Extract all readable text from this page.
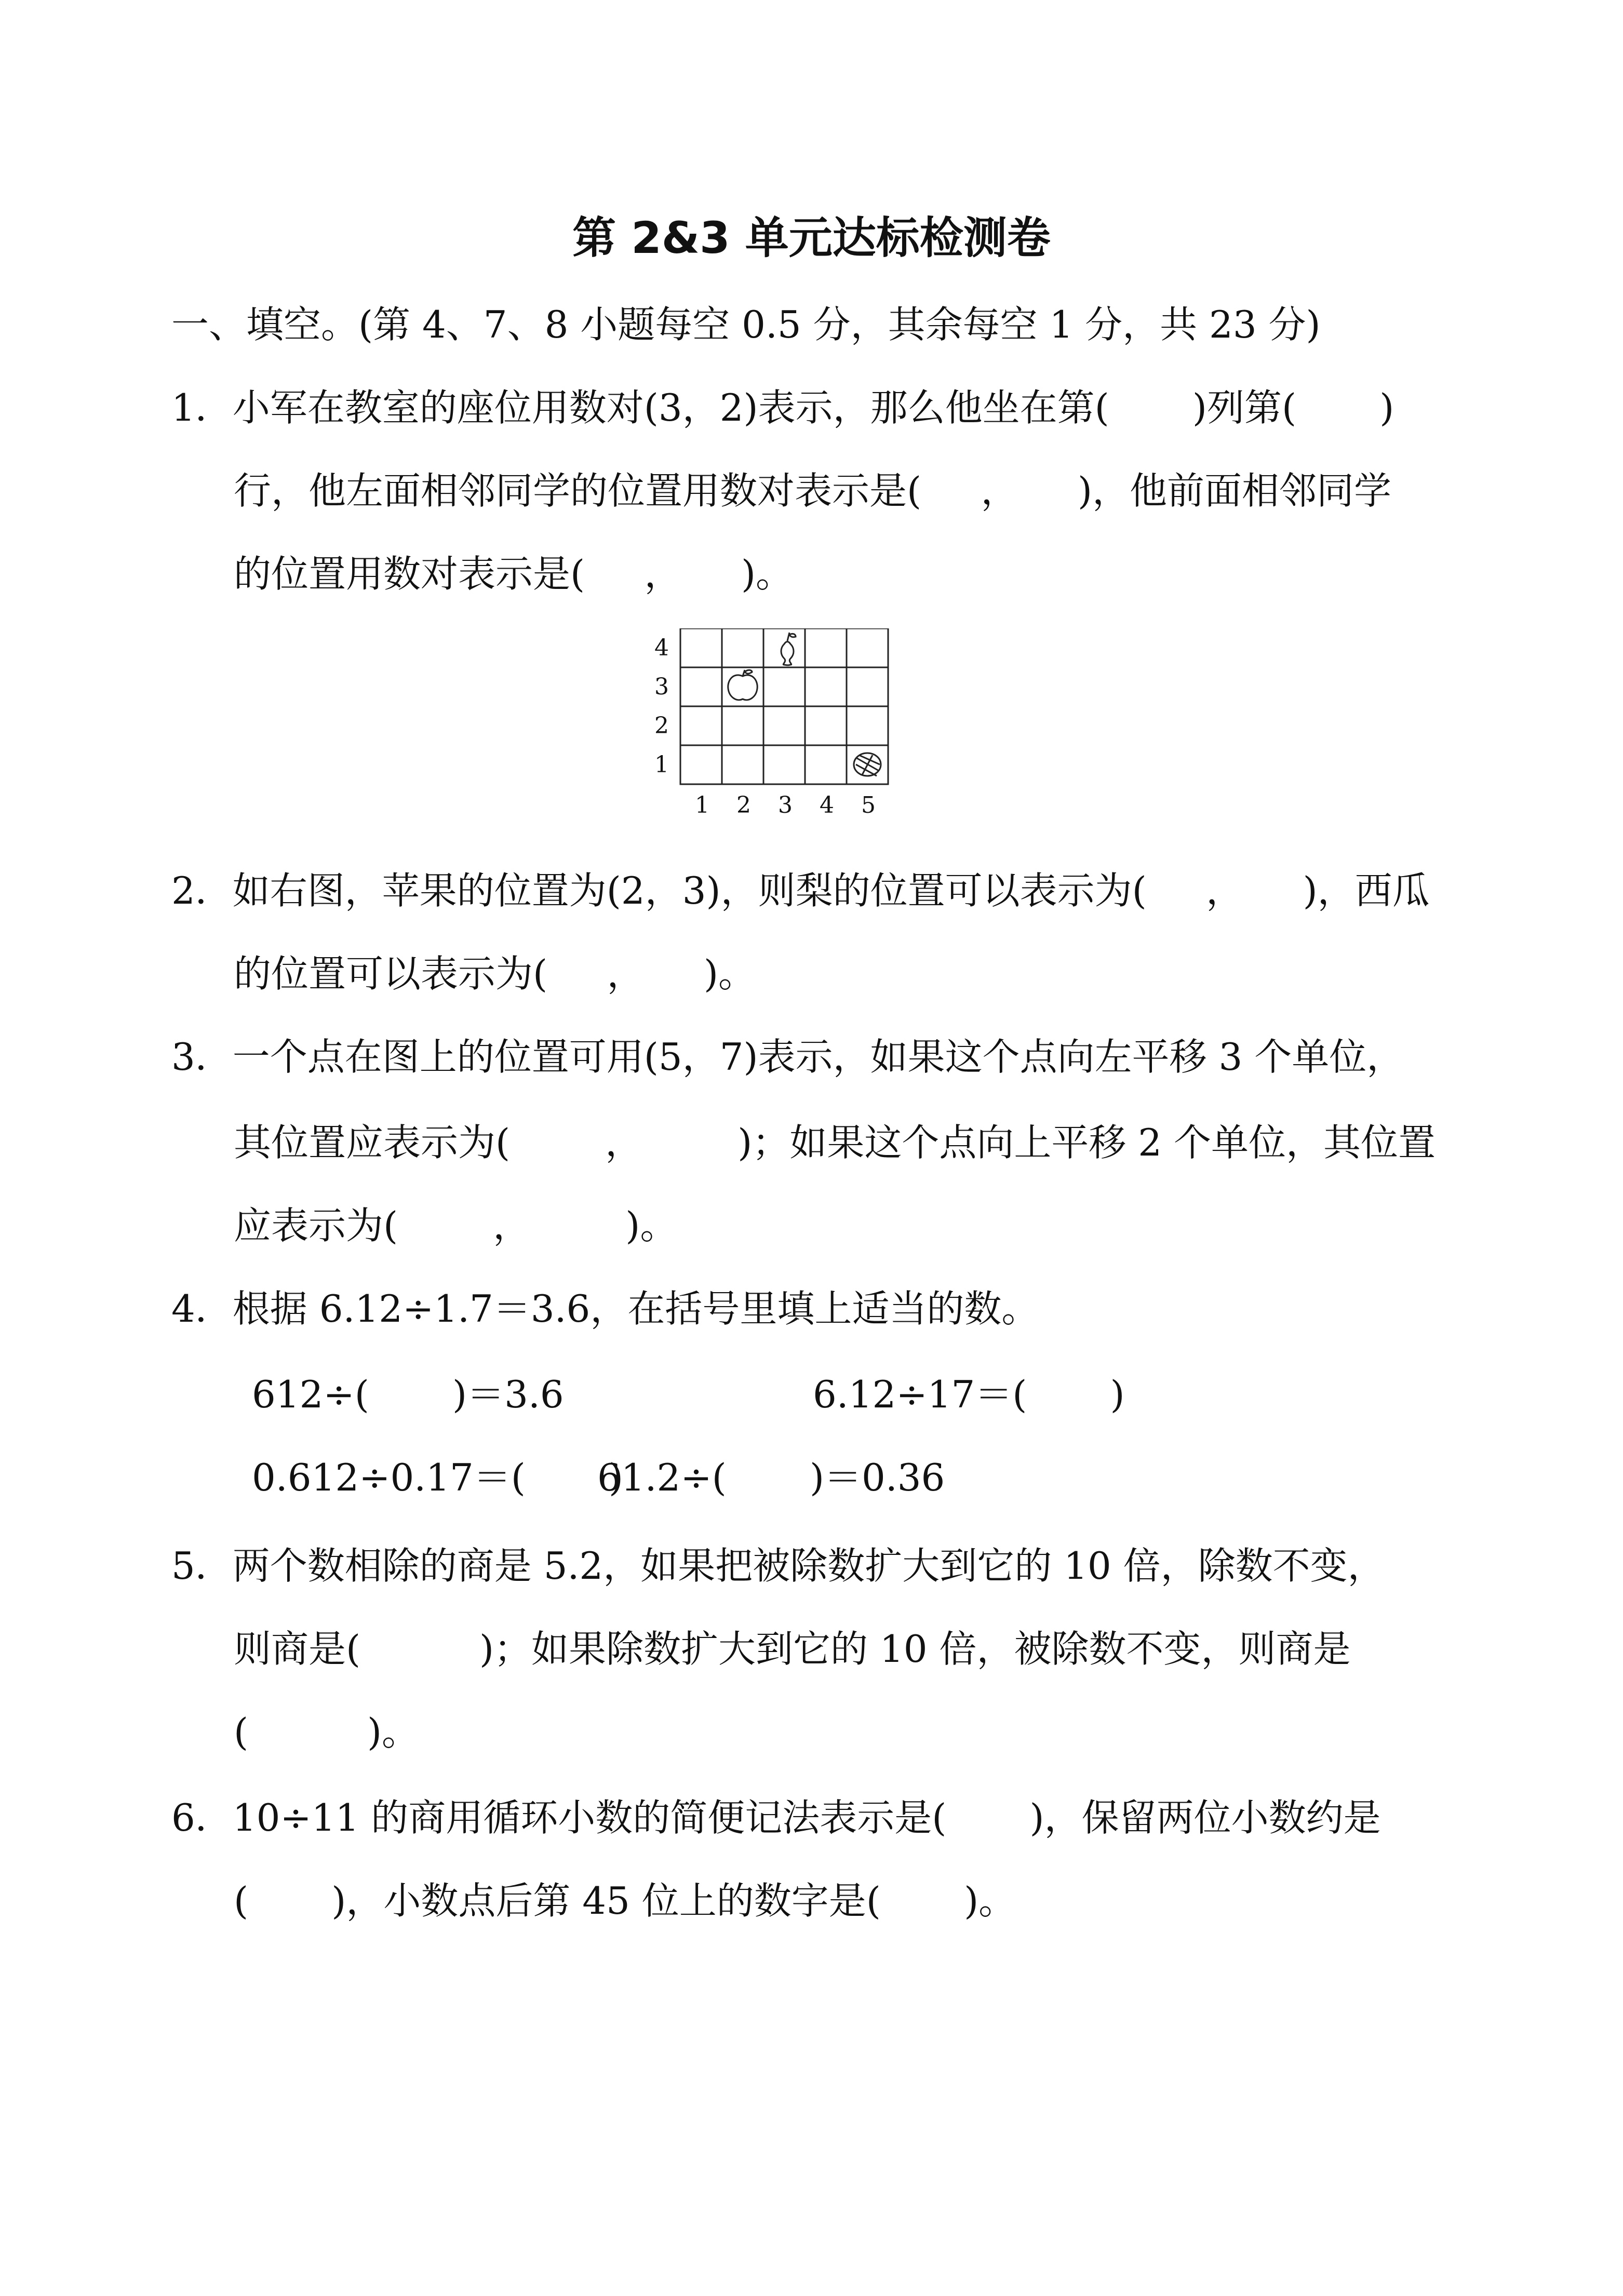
第 2&3 单元达标检测卷
一、填空。(第 4、7、8 小题每空 0.5 分，其余每空 1 分，共 23 分)
1．小军在教室的座位用数对(3，2)表示，那么他坐在第(       )列第(       )
行，他左面相邻同学的位置用数对表示是(     ，     )，他前面相邻同学
的位置用数对表示是(     ，     )。
4
3
2
1
1 2 3 4 5
2．如右图，苹果的位置为(2，3)，则梨的位置可以表示为(     ，     )，西瓜
的位置可以表示为(     ，     )。
3．一个点在图上的位置可用(5，7)表示，如果这个点向左平移 3 个单位，
其位置应表示为(        ，        )；如果这个点向上平移 2 个单位，其位置
应表示为(        ，        )。
4．根据 6.12÷1.7＝3.6，在括号里填上适当的数。
612÷(       )＝3.6	6.12÷17＝(       )
0.612÷0.17＝(       )
61.2÷(       )＝0.36
5．两个数相除的商是 5.2，如果把被除数扩大到它的 10 倍，除数不变，
则商是(          )；如果除数扩大到它的 10 倍，被除数不变，则商是
(          )。
6．10÷11 的商用循环小数的简便记法表示是(       )，保留两位小数约是
(       )，小数点后第 45 位上的数字是(       )。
----------
Reproduce the entries exactly. Do not carry over any picture.

Extract all readable text from this page.
第 2&3 单元达标检测卷
一、填空。(第 4、7、8 小题每空 0.5 分，其余每空 1 分，共 23 分)
1．小军在教室的座位用数对(3，2)表示，那么他坐在第(       )列第(       )
行，他左面相邻同学的位置用数对表示是(     ，     )，他前面相邻同学
的位置用数对表示是(     ，     )。
4
3
2
1
1 2 3 4 5
2．如右图，苹果的位置为(2，3)，则梨的位置可以表示为(     ，     )，西瓜
的位置可以表示为(     ，     )。
3．一个点在图上的位置可用(5，7)表示，如果这个点向左平移 3 个单位，
其位置应表示为(        ，        )；如果这个点向上平移 2 个单位，其位置
应表示为(        ，        )。
4．根据 6.12÷1.7＝3.6，在括号里填上适当的数。
612÷(       )＝3.6	6.12÷17＝(       )
0.612÷0.17＝(       )
61.2÷(       )＝0.36
5．两个数相除的商是 5.2，如果把被除数扩大到它的 10 倍，除数不变，
则商是(          )；如果除数扩大到它的 10 倍，被除数不变，则商是
(          )。
6．10÷11 的商用循环小数的简便记法表示是(       )，保留两位小数约是
(       )，小数点后第 45 位上的数字是(       )。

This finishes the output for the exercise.